WHAT THE TASK REQUIRES: Return each line containing the string "Search".

[Excerpt from a dataset]
======

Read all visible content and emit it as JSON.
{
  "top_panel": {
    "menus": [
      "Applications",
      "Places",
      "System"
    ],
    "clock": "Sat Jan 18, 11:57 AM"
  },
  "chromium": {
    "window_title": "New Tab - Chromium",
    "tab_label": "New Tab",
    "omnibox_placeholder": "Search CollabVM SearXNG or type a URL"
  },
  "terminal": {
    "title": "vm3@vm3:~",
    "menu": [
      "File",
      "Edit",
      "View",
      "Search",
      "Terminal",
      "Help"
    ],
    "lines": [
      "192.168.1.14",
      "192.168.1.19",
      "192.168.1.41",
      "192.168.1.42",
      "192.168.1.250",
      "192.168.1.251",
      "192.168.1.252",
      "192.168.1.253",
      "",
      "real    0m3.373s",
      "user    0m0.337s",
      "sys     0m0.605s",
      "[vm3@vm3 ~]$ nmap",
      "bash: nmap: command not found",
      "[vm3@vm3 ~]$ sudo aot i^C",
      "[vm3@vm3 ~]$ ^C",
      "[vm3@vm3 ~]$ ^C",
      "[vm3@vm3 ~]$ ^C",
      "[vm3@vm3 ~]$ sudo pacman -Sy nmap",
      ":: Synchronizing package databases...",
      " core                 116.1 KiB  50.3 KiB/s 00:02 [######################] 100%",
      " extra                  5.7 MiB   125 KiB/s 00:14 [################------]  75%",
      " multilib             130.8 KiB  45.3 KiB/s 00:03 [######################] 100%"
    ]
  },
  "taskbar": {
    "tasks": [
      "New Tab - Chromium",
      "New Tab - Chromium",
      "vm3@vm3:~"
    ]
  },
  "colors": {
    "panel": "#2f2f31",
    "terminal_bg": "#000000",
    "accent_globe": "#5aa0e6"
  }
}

======

RESULT FOR THIS TASK:
    "omnibox_placeholder": "Search CollabVM SearXNG or type a URL"
      "Search",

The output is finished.